DATA SUPPLIED
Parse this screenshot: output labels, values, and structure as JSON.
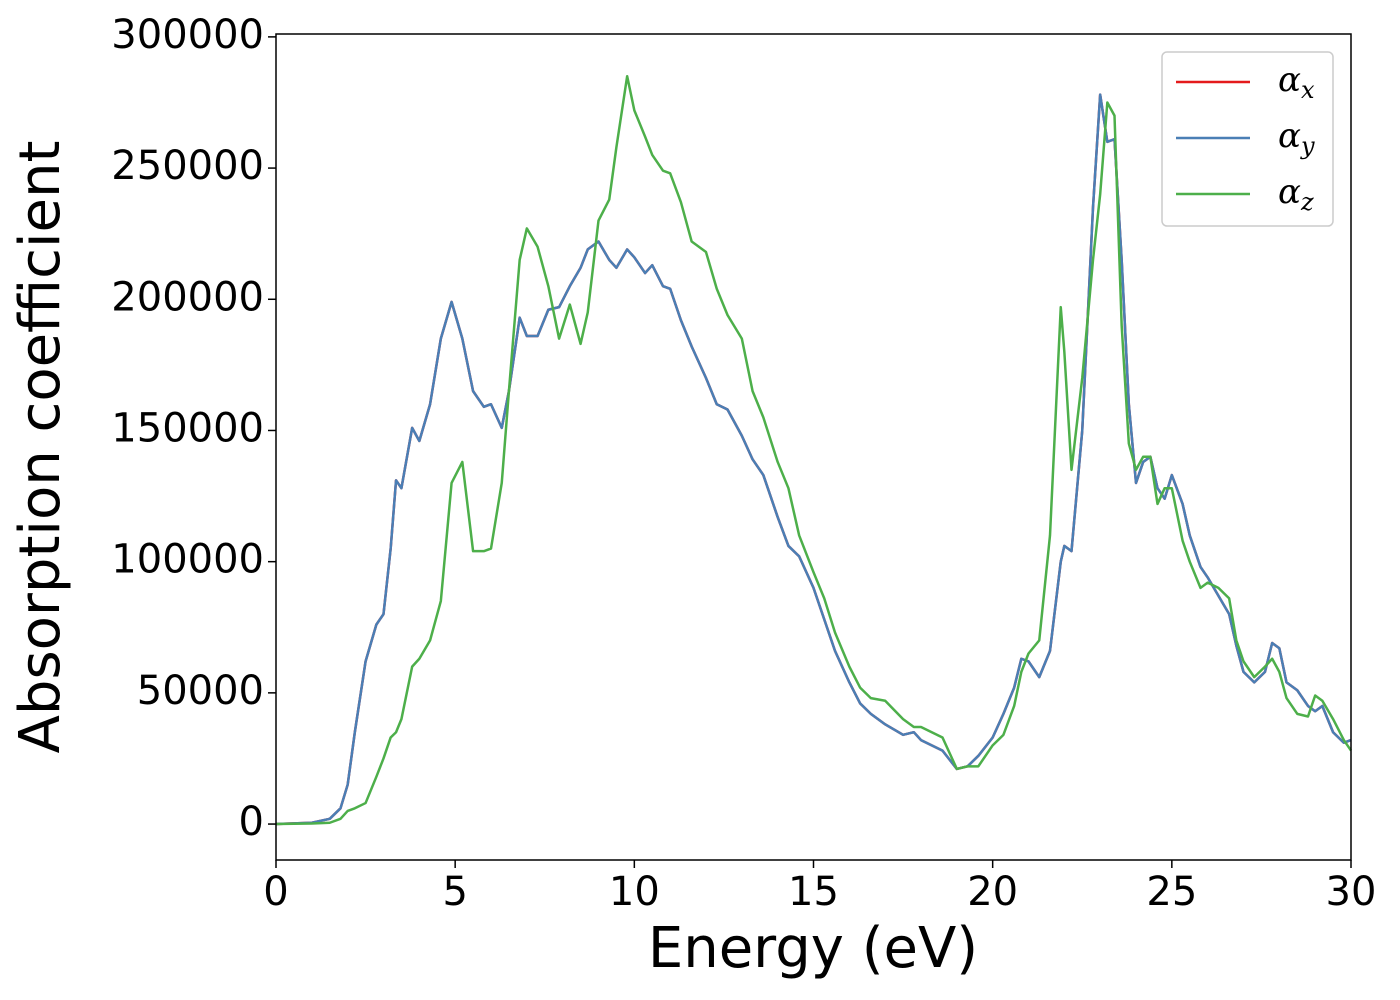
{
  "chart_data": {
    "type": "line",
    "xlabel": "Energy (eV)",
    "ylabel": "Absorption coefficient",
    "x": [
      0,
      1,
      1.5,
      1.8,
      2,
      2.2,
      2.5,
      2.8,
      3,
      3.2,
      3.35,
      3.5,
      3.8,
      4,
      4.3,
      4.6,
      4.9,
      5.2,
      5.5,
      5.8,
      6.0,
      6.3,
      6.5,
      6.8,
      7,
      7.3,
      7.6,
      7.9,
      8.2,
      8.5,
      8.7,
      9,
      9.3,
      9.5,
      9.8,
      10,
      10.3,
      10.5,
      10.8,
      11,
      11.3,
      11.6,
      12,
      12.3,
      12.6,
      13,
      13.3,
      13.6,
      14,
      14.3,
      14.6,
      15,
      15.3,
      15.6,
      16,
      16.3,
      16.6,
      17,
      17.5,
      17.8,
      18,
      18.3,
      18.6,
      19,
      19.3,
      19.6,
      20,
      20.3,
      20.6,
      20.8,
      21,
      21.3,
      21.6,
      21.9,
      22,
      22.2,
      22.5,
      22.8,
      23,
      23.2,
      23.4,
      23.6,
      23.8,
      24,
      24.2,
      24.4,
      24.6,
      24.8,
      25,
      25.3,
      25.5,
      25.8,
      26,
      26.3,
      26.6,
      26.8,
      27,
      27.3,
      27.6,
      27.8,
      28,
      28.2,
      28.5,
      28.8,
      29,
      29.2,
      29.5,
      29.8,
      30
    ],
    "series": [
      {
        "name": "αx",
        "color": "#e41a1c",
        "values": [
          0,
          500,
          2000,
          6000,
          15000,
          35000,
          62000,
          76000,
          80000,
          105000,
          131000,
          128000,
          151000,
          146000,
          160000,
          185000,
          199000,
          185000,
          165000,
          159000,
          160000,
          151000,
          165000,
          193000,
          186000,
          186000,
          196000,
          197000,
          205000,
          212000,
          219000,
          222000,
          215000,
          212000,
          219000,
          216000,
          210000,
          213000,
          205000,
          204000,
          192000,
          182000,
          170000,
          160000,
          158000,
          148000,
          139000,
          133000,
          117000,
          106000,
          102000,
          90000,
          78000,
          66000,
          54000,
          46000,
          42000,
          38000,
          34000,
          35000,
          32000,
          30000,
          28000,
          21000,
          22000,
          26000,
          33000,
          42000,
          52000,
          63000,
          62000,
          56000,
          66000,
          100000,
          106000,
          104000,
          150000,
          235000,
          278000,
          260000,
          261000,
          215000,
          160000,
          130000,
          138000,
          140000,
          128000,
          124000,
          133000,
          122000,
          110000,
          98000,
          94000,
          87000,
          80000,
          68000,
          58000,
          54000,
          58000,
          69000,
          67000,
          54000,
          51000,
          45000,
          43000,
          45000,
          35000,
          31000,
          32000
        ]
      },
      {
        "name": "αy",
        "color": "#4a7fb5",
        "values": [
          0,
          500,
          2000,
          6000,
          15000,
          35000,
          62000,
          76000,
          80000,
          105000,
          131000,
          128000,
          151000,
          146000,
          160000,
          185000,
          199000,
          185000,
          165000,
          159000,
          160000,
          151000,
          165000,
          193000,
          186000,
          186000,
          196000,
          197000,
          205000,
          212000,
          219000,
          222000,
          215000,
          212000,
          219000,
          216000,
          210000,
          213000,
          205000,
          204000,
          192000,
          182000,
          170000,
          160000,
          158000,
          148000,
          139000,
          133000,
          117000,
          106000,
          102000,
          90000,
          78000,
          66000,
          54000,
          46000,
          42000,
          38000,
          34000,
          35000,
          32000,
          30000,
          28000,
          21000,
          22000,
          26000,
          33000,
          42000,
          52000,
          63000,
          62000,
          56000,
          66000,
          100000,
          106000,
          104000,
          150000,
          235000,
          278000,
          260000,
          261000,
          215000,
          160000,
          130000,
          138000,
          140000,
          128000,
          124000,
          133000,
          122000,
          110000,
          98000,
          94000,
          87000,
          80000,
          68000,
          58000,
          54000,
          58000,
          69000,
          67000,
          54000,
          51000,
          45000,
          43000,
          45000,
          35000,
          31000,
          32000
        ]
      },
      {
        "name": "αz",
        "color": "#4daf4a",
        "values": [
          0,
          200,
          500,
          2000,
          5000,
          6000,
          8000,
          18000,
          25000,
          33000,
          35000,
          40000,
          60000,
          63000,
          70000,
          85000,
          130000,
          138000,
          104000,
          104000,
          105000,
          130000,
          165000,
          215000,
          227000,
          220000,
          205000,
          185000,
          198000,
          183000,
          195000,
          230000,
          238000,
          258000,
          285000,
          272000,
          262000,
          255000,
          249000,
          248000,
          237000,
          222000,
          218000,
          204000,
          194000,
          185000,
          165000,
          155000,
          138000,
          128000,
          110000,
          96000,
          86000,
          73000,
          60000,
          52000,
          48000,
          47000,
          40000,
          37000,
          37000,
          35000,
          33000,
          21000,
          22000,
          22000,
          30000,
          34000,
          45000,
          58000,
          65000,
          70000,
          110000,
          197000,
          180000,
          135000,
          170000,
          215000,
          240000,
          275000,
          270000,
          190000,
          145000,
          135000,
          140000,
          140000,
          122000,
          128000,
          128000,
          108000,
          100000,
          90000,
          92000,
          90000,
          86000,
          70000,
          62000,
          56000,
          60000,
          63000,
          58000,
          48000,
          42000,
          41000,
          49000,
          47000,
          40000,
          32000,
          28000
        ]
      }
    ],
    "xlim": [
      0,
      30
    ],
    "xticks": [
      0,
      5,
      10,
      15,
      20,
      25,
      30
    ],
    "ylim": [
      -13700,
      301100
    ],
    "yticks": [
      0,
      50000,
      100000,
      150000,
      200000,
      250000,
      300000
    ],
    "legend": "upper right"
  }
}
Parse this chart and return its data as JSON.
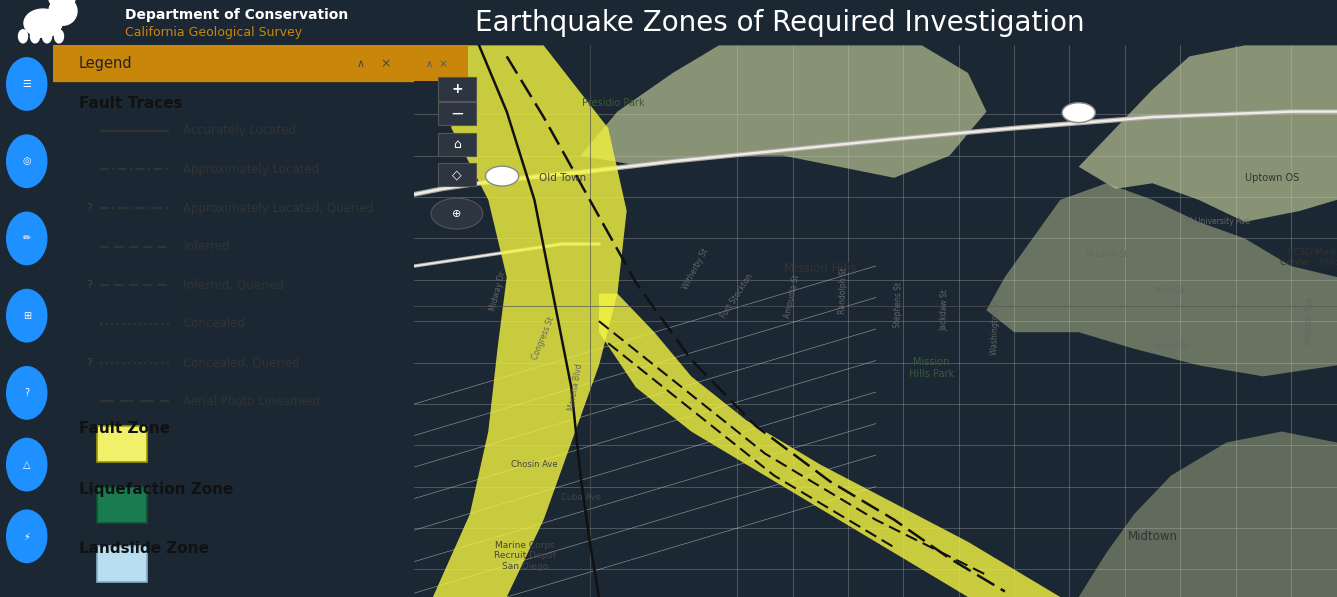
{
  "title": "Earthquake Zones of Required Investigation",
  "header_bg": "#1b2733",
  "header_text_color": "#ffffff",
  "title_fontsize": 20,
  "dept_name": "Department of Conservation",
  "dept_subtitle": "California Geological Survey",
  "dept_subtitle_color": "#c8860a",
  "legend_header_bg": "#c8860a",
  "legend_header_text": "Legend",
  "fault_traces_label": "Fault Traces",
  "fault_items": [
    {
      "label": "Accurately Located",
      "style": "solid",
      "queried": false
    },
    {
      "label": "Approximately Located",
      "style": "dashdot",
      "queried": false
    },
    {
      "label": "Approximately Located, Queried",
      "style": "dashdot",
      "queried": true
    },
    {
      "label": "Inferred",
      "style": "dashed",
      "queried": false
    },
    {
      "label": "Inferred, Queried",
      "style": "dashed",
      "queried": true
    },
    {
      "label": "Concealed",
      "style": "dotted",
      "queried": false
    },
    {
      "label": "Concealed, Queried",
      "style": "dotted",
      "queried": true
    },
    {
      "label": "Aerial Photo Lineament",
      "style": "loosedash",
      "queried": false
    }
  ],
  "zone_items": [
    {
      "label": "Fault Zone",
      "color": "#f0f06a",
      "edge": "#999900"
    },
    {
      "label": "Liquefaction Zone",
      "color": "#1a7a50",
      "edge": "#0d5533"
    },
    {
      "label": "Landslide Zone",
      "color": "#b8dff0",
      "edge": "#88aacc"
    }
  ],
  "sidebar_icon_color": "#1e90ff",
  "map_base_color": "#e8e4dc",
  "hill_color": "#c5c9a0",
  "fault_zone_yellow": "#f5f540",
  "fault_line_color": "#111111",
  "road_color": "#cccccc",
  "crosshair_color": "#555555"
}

==

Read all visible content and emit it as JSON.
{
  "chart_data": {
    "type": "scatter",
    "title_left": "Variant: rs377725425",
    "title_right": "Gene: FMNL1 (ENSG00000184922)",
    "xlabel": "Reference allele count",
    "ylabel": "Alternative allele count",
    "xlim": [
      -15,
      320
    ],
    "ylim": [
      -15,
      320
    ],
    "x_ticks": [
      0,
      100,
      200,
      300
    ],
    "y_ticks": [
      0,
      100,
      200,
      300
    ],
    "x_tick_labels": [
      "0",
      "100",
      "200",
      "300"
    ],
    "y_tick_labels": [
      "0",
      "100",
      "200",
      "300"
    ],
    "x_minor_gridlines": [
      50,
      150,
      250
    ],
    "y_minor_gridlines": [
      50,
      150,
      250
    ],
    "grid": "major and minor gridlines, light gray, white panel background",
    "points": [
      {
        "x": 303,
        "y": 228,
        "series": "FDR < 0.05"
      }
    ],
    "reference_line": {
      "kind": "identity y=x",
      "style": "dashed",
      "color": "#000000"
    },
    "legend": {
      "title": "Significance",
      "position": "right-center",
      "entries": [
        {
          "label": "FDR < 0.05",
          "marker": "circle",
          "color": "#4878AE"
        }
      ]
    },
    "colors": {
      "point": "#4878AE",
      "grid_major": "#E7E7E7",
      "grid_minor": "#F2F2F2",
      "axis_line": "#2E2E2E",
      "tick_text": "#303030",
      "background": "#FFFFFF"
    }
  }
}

...

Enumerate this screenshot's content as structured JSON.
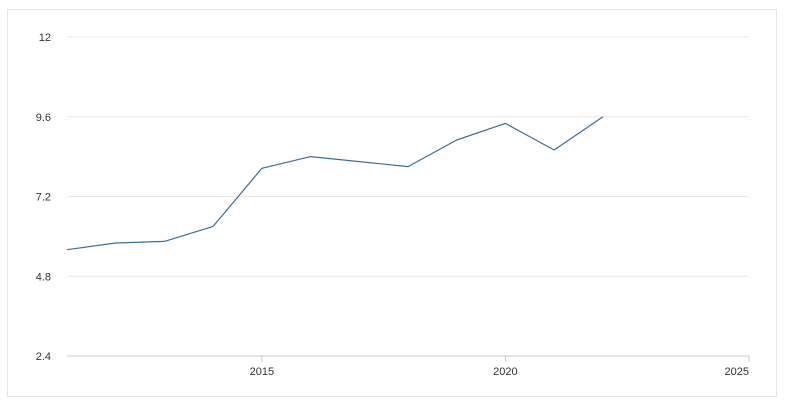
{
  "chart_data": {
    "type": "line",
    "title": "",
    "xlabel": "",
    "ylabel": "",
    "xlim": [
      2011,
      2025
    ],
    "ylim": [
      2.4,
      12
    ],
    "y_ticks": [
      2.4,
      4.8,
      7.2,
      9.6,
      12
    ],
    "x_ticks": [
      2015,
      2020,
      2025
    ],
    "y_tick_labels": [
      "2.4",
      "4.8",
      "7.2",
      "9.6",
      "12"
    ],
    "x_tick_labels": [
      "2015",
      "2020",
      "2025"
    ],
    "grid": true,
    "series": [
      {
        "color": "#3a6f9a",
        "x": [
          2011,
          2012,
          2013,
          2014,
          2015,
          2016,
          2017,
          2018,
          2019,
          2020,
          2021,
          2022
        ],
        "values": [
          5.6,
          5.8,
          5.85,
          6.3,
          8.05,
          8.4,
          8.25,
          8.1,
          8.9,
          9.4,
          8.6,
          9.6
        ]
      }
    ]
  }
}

PROBLEM REQUIREMENTS
Locate the word "background" in the records above, and return each line that has it.

SOLUTION FOR THIS EXERCISE
    "grid": "major and minor gridlines, light gray, white panel background",
      "background": "#FFFFFF"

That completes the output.